■ **The exercise**: Which lines hold the word "السكن"? Copy each one.

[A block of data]
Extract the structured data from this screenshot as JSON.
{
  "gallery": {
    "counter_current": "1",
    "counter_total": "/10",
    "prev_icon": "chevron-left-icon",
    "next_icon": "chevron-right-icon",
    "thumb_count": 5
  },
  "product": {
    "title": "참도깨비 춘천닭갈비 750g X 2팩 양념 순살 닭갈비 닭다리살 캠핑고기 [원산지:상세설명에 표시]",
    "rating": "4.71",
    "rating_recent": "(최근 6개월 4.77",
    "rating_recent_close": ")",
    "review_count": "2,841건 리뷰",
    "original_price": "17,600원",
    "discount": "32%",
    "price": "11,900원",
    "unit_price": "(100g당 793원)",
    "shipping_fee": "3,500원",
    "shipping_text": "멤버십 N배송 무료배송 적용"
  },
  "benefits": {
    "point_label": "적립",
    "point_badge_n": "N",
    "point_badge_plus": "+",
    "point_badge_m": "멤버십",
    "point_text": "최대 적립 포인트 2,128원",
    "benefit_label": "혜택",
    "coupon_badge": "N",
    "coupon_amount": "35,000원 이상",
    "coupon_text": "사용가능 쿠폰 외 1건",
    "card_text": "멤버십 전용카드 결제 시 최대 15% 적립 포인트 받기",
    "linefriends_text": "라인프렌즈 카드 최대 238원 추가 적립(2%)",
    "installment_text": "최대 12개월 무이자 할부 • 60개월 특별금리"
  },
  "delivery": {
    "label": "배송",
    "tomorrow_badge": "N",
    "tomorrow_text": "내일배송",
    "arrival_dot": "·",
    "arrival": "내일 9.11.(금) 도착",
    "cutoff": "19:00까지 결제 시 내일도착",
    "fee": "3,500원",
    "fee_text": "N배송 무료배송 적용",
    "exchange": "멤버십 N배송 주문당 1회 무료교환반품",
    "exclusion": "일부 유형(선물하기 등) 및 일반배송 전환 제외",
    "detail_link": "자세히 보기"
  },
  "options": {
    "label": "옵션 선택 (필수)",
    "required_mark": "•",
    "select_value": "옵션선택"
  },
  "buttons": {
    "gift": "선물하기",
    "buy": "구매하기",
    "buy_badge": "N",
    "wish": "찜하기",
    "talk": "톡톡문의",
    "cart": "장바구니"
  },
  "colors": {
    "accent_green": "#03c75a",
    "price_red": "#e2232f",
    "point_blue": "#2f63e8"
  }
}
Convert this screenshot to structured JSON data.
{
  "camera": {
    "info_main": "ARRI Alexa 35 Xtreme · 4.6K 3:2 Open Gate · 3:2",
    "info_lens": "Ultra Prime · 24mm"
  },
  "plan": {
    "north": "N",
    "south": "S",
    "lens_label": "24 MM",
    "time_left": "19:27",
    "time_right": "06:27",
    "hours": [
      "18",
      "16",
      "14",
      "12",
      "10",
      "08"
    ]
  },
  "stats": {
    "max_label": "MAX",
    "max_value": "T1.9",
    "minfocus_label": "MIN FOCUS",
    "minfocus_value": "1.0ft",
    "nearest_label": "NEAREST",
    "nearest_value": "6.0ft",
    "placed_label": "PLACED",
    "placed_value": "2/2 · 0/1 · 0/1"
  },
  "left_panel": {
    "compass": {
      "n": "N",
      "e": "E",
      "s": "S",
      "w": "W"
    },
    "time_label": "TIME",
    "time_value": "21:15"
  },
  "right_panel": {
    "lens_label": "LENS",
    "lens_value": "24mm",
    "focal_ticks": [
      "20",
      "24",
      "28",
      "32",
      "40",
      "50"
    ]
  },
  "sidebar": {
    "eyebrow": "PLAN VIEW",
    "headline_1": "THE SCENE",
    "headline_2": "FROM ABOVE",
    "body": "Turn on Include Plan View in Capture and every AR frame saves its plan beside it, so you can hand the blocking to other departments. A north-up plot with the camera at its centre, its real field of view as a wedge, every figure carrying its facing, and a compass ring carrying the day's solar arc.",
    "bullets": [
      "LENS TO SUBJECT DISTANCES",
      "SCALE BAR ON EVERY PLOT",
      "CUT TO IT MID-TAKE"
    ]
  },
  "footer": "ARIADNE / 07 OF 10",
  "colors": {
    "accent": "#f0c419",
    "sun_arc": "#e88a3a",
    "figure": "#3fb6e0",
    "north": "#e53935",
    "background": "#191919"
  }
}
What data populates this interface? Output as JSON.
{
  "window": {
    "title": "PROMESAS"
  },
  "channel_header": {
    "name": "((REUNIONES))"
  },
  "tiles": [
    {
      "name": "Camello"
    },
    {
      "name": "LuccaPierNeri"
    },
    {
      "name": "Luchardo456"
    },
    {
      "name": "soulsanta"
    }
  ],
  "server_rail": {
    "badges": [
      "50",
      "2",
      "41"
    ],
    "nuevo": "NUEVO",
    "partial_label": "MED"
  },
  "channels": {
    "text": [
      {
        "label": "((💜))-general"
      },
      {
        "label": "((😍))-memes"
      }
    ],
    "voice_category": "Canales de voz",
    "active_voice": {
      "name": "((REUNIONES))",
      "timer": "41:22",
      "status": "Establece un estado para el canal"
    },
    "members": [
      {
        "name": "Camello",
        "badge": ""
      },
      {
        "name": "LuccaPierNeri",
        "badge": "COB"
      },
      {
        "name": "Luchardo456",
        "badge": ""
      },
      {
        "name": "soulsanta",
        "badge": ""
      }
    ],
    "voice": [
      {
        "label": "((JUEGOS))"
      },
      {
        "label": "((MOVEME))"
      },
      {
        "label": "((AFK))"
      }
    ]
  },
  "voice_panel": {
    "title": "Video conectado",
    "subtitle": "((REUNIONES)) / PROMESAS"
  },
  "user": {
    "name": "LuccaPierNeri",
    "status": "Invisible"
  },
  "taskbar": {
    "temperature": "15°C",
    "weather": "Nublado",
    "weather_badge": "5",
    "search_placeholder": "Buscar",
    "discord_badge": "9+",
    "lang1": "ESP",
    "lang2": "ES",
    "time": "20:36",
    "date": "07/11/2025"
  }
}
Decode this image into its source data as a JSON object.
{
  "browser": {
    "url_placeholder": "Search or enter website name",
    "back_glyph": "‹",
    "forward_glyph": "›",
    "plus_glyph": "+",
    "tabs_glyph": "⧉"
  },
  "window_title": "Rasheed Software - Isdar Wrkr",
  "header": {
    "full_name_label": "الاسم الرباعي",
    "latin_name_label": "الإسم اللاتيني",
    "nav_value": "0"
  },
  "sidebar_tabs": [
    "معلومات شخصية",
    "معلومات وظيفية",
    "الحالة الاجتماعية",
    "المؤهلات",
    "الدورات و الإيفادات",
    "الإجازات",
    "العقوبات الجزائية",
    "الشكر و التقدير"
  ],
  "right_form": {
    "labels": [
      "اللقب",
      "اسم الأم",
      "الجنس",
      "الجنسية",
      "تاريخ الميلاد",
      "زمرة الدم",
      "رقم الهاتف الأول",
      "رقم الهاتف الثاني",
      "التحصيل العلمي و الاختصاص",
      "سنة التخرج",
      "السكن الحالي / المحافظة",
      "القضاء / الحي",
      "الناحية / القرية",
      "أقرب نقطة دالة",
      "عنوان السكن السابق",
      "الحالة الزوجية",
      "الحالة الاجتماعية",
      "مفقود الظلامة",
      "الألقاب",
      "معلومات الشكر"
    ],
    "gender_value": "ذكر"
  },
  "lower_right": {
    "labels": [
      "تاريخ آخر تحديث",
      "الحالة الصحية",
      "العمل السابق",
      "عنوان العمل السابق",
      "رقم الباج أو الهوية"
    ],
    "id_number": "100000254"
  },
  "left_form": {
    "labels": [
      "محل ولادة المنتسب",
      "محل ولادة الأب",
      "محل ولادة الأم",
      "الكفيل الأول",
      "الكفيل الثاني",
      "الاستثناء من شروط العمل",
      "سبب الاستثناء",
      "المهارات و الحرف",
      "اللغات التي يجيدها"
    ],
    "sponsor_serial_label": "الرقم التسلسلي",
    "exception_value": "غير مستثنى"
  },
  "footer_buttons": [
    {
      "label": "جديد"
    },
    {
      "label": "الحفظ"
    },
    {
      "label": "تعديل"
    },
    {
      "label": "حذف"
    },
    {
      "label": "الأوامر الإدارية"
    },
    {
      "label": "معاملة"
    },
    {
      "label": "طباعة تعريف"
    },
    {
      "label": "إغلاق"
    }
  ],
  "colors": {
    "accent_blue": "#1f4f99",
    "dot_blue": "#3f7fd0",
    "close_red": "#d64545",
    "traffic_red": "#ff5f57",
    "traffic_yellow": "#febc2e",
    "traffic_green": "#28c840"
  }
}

■ **Completed exercise**:
      "السكن الحالي / المحافظة",
      "عنوان السكن السابق",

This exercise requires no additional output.